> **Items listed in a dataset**
## START
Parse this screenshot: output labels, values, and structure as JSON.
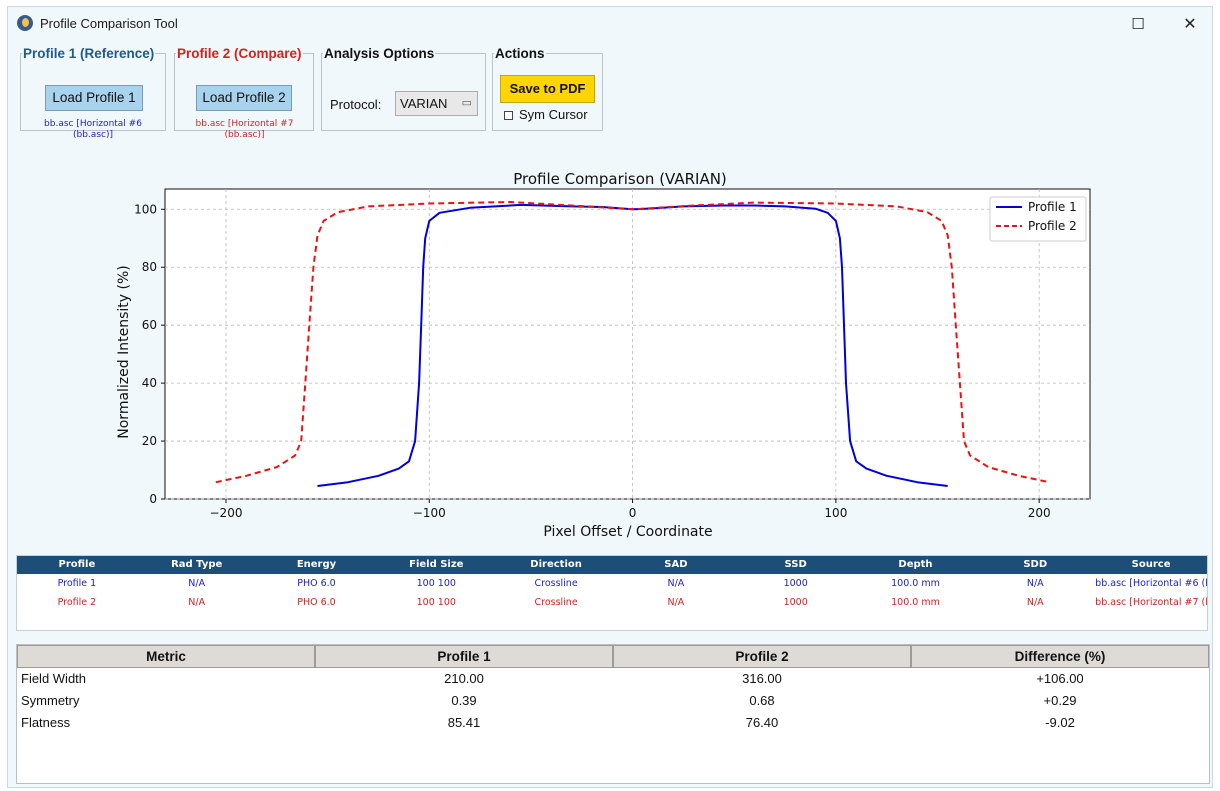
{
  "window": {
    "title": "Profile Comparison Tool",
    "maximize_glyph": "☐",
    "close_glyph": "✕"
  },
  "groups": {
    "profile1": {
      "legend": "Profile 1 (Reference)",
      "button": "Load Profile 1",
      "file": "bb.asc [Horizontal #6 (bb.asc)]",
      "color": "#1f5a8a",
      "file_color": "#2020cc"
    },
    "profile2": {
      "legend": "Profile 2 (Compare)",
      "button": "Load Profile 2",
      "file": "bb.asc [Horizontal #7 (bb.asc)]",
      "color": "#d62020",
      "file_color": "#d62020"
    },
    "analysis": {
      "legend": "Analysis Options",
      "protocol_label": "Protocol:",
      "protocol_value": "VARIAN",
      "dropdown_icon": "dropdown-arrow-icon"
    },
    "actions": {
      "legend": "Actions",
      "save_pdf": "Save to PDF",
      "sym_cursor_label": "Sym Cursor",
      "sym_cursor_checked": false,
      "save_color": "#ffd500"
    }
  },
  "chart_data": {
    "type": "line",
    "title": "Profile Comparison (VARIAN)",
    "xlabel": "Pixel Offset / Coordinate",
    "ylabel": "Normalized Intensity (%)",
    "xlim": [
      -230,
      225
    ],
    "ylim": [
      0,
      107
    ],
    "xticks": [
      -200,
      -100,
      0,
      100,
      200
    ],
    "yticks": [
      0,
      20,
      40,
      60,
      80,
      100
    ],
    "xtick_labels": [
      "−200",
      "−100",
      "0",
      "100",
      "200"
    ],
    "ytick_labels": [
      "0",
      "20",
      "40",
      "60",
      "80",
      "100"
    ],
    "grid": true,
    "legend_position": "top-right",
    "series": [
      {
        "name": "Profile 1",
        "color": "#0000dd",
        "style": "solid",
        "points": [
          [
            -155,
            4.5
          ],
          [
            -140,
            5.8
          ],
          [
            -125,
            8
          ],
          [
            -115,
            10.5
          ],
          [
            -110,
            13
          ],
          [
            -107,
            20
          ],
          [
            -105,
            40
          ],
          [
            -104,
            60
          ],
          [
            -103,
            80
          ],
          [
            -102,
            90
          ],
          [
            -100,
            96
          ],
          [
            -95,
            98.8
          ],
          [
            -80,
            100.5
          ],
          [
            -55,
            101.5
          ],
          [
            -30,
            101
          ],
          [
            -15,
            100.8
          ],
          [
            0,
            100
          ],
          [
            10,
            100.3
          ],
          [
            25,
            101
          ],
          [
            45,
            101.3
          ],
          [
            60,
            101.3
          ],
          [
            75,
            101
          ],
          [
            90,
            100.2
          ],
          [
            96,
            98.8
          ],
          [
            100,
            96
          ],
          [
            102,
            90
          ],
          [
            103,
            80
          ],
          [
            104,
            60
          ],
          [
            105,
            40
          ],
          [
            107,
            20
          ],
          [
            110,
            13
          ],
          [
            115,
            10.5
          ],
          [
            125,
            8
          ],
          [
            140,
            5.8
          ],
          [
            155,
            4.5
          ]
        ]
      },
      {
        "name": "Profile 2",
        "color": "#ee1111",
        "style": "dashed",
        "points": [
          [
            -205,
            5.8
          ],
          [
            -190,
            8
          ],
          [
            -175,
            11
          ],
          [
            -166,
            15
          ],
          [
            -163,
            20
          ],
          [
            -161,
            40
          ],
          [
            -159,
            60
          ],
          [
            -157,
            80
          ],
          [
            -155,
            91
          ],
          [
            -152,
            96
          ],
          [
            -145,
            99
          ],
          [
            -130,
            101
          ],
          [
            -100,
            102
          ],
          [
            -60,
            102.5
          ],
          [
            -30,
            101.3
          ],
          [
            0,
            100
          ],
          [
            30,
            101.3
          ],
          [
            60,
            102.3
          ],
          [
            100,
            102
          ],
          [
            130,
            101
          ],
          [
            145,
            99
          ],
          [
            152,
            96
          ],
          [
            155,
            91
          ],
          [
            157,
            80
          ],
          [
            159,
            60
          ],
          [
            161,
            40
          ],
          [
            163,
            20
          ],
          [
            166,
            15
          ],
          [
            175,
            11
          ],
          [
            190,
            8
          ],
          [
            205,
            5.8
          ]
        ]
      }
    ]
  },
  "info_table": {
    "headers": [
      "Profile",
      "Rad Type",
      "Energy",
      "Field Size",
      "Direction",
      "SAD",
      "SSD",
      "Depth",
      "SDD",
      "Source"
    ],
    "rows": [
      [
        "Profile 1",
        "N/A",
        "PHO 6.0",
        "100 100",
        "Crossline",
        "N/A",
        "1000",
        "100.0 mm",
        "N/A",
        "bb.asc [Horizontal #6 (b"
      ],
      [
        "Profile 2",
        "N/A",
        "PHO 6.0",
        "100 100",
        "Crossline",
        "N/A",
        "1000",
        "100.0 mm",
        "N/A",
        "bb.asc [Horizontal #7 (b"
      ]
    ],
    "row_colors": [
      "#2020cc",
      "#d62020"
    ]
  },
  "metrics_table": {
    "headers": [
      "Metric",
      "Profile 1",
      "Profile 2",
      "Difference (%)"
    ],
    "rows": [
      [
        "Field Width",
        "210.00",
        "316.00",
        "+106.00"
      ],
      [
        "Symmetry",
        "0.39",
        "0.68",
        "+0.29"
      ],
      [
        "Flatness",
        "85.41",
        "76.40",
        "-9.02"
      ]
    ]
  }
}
## END
> **EXERCISE**
Quote the data above in full and without alteration; skip the pictures.

> **RESULT OF THIS EXERCISE**
Parse this screenshot: output labels, values, and structure as JSON.
{
  "window": {
    "title": "Profile Comparison Tool",
    "maximize_glyph": "☐",
    "close_glyph": "✕"
  },
  "groups": {
    "profile1": {
      "legend": "Profile 1 (Reference)",
      "button": "Load Profile 1",
      "file": "bb.asc [Horizontal #6 (bb.asc)]",
      "color": "#1f5a8a",
      "file_color": "#2020cc"
    },
    "profile2": {
      "legend": "Profile 2 (Compare)",
      "button": "Load Profile 2",
      "file": "bb.asc [Horizontal #7 (bb.asc)]",
      "color": "#d62020",
      "file_color": "#d62020"
    },
    "analysis": {
      "legend": "Analysis Options",
      "protocol_label": "Protocol:",
      "protocol_value": "VARIAN",
      "dropdown_icon": "dropdown-arrow-icon"
    },
    "actions": {
      "legend": "Actions",
      "save_pdf": "Save to PDF",
      "sym_cursor_label": "Sym Cursor",
      "sym_cursor_checked": false,
      "save_color": "#ffd500"
    }
  },
  "chart_data": {
    "type": "line",
    "title": "Profile Comparison (VARIAN)",
    "xlabel": "Pixel Offset / Coordinate",
    "ylabel": "Normalized Intensity (%)",
    "xlim": [
      -230,
      225
    ],
    "ylim": [
      0,
      107
    ],
    "xticks": [
      -200,
      -100,
      0,
      100,
      200
    ],
    "yticks": [
      0,
      20,
      40,
      60,
      80,
      100
    ],
    "xtick_labels": [
      "−200",
      "−100",
      "0",
      "100",
      "200"
    ],
    "ytick_labels": [
      "0",
      "20",
      "40",
      "60",
      "80",
      "100"
    ],
    "grid": true,
    "legend_position": "top-right",
    "series": [
      {
        "name": "Profile 1",
        "color": "#0000dd",
        "style": "solid",
        "points": [
          [
            -155,
            4.5
          ],
          [
            -140,
            5.8
          ],
          [
            -125,
            8
          ],
          [
            -115,
            10.5
          ],
          [
            -110,
            13
          ],
          [
            -107,
            20
          ],
          [
            -105,
            40
          ],
          [
            -104,
            60
          ],
          [
            -103,
            80
          ],
          [
            -102,
            90
          ],
          [
            -100,
            96
          ],
          [
            -95,
            98.8
          ],
          [
            -80,
            100.5
          ],
          [
            -55,
            101.5
          ],
          [
            -30,
            101
          ],
          [
            -15,
            100.8
          ],
          [
            0,
            100
          ],
          [
            10,
            100.3
          ],
          [
            25,
            101
          ],
          [
            45,
            101.3
          ],
          [
            60,
            101.3
          ],
          [
            75,
            101
          ],
          [
            90,
            100.2
          ],
          [
            96,
            98.8
          ],
          [
            100,
            96
          ],
          [
            102,
            90
          ],
          [
            103,
            80
          ],
          [
            104,
            60
          ],
          [
            105,
            40
          ],
          [
            107,
            20
          ],
          [
            110,
            13
          ],
          [
            115,
            10.5
          ],
          [
            125,
            8
          ],
          [
            140,
            5.8
          ],
          [
            155,
            4.5
          ]
        ]
      },
      {
        "name": "Profile 2",
        "color": "#ee1111",
        "style": "dashed",
        "points": [
          [
            -205,
            5.8
          ],
          [
            -190,
            8
          ],
          [
            -175,
            11
          ],
          [
            -166,
            15
          ],
          [
            -163,
            20
          ],
          [
            -161,
            40
          ],
          [
            -159,
            60
          ],
          [
            -157,
            80
          ],
          [
            -155,
            91
          ],
          [
            -152,
            96
          ],
          [
            -145,
            99
          ],
          [
            -130,
            101
          ],
          [
            -100,
            102
          ],
          [
            -60,
            102.5
          ],
          [
            -30,
            101.3
          ],
          [
            0,
            100
          ],
          [
            30,
            101.3
          ],
          [
            60,
            102.3
          ],
          [
            100,
            102
          ],
          [
            130,
            101
          ],
          [
            145,
            99
          ],
          [
            152,
            96
          ],
          [
            155,
            91
          ],
          [
            157,
            80
          ],
          [
            159,
            60
          ],
          [
            161,
            40
          ],
          [
            163,
            20
          ],
          [
            166,
            15
          ],
          [
            175,
            11
          ],
          [
            190,
            8
          ],
          [
            205,
            5.8
          ]
        ]
      }
    ]
  },
  "info_table": {
    "headers": [
      "Profile",
      "Rad Type",
      "Energy",
      "Field Size",
      "Direction",
      "SAD",
      "SSD",
      "Depth",
      "SDD",
      "Source"
    ],
    "rows": [
      [
        "Profile 1",
        "N/A",
        "PHO 6.0",
        "100 100",
        "Crossline",
        "N/A",
        "1000",
        "100.0 mm",
        "N/A",
        "bb.asc [Horizontal #6 (b"
      ],
      [
        "Profile 2",
        "N/A",
        "PHO 6.0",
        "100 100",
        "Crossline",
        "N/A",
        "1000",
        "100.0 mm",
        "N/A",
        "bb.asc [Horizontal #7 (b"
      ]
    ],
    "row_colors": [
      "#2020cc",
      "#d62020"
    ]
  },
  "metrics_table": {
    "headers": [
      "Metric",
      "Profile 1",
      "Profile 2",
      "Difference (%)"
    ],
    "rows": [
      [
        "Field Width",
        "210.00",
        "316.00",
        "+106.00"
      ],
      [
        "Symmetry",
        "0.39",
        "0.68",
        "+0.29"
      ],
      [
        "Flatness",
        "85.41",
        "76.40",
        "-9.02"
      ]
    ]
  }
}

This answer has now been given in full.